◆ **Формулировка задания**: Перепишите дословно из текста об афонских старцах всё, начиная со слов «Когда отец Даниил» и вплоть до слов «в 1929 году.».

◆ **Исходный текст**:
Послушник старца отец Антоний страдал человекоугодием и перед гостями пытался показать себя добрым послушником. Смиряя его, отец Даниил звал его как маленького: «Антон! Эй, Антон!»
Когда отец Даниил впервые увидел летящий самолёт, он с удивлением воскликнул: «Что это такое? Мир погибнет!»
Почувствовав, что дни его на исходе и конец его приближается, отец Даниил надел рясу и начал ходить по двору своей келии. Он поглядел на небо, потом обвёл взором всё вокруг и, вздохнув, сказал: «О, суета сует, всяческая суета». В тот же самый день, совершив Божественную Литургию, он преставился ко Господу. Старец Даниил отошёл в вечную жизнь мирно, без болезней, исполненный дней, обогащённый добродетелью и божественной благодатью. Это произошло в 1929 году.
Благословение его и молитвы да будут с нами.
Аминь.
Карульский старец отец Филарет родился в 1889 году в предместье Константинополя Ри́сион. Его родителями были Апостолос и Мария Базмаци́дис. Во святом крещении мальчику было дано имя Фотий. По всей видимости, в детстве отец Филарет был научен от своих родителей доброму нраву и получил достаточное образование. Он почувствовал влечение к монашеской жизни, и в возрасте 19 лет оставил своих родителей и родину, придя на Святую Афонскую Гору в монастырь Ставроникита. Это произошло 17 августа 1908 года. В следующем году он стал монахом, и ему было дано имя Филимон. Его старцем был иеродиакон Иеремия. Отец Филимон был пострижен в великую схиму старцем Кириллом Слепым 10 августа 1918 года, и ему было дано новое имя – Филарет, а 8 марта 1919 года он был избран проэстаменом.[33] Первым послушанием отца Филарета было пономарское. В келии он совершал великие подвиги. Желая жить в пустыне как отшельник, он считал особножительный монастырь наиболее пригодной средой для того, чтобы подготовиться к этому.

◆ **Прилагаемый перечень**:
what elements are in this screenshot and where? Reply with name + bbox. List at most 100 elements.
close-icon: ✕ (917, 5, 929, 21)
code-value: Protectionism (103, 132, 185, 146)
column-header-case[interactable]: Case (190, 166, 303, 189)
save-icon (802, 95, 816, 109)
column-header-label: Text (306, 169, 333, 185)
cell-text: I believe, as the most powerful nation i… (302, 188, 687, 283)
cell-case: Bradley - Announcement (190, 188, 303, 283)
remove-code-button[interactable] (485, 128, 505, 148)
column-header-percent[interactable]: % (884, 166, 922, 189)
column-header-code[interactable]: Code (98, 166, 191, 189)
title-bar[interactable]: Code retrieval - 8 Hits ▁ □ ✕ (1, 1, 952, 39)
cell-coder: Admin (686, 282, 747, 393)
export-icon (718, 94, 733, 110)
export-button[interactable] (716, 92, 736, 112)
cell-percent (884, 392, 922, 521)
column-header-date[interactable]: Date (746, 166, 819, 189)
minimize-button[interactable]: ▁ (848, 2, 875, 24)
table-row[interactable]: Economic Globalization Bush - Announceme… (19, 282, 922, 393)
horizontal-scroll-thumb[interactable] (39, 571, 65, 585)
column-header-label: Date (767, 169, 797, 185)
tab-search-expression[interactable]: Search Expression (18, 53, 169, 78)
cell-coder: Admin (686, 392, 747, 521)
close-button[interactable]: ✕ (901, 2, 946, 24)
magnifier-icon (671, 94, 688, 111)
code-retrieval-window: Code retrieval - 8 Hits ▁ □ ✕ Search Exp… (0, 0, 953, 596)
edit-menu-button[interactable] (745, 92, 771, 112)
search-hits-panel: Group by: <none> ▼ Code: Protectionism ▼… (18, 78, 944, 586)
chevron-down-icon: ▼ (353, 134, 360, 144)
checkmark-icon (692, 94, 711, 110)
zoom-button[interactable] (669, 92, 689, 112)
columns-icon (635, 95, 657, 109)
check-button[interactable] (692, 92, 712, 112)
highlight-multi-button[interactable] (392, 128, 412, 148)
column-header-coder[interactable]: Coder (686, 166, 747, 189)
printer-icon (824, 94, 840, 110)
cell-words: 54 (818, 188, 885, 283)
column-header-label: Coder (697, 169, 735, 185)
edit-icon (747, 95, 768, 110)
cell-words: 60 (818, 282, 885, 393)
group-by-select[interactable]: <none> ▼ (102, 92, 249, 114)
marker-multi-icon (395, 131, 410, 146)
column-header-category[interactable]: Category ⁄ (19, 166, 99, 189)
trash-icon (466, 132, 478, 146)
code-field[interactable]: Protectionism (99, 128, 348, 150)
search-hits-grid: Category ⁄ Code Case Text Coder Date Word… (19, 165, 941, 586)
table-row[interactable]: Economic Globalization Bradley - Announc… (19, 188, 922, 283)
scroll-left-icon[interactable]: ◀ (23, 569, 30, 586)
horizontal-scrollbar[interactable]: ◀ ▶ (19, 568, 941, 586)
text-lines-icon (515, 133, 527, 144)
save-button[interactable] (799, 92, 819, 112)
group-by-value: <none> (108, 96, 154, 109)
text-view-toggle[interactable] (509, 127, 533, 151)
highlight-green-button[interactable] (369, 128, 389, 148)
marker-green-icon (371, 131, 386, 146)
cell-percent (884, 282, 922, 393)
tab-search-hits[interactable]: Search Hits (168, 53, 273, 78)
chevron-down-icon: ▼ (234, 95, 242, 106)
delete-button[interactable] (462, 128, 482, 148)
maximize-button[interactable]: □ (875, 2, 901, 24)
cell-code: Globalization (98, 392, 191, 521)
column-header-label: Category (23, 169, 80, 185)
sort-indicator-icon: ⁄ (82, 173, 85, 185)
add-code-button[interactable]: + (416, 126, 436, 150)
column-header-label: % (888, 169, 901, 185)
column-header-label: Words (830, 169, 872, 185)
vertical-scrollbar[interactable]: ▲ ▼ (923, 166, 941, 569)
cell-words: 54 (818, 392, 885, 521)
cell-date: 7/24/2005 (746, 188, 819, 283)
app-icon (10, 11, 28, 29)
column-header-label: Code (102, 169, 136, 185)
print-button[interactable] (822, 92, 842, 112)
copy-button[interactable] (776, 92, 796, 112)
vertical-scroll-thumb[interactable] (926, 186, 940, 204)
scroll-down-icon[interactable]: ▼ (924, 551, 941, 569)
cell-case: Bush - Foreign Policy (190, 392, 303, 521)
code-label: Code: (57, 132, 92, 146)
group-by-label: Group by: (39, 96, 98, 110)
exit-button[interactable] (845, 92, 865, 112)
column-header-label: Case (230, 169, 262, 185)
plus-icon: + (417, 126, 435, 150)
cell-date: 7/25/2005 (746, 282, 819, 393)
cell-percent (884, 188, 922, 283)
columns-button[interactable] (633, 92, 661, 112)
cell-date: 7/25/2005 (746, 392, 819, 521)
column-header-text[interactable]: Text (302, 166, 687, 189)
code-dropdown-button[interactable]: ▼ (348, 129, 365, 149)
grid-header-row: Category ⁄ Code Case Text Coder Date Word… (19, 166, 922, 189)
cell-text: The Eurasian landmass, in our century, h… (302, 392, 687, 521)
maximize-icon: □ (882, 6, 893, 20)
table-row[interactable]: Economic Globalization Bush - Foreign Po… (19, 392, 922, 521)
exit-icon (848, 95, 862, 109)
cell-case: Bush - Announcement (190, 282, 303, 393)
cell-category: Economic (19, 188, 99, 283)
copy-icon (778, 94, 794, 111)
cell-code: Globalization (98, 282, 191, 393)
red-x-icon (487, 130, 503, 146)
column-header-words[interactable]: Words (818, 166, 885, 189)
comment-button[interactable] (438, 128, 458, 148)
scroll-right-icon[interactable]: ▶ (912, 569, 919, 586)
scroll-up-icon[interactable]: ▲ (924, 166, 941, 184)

◆ **Поле для ответа**:
Когда отец Даниил впервые увидел летящий самолёт, он с удивлением воскликнул: «Что это такое? Мир погибнет!»
Почувствовав, что дни его на исходе и конец его приближается, отец Даниил надел рясу и начал ходить по двору своей келии. Он поглядел на небо, потом обвёл взором всё вокруг и, вздохнув, сказал: «О, суета сует, всяческая суета». В тот же самый день, совершив Божественную Литургию, он преставился ко Господу. Старец Даниил отошёл в вечную жизнь мирно, без болезней, исполненный дней, обогащённый добродетелью и божественной благодатью. Это произошло в 1929 году.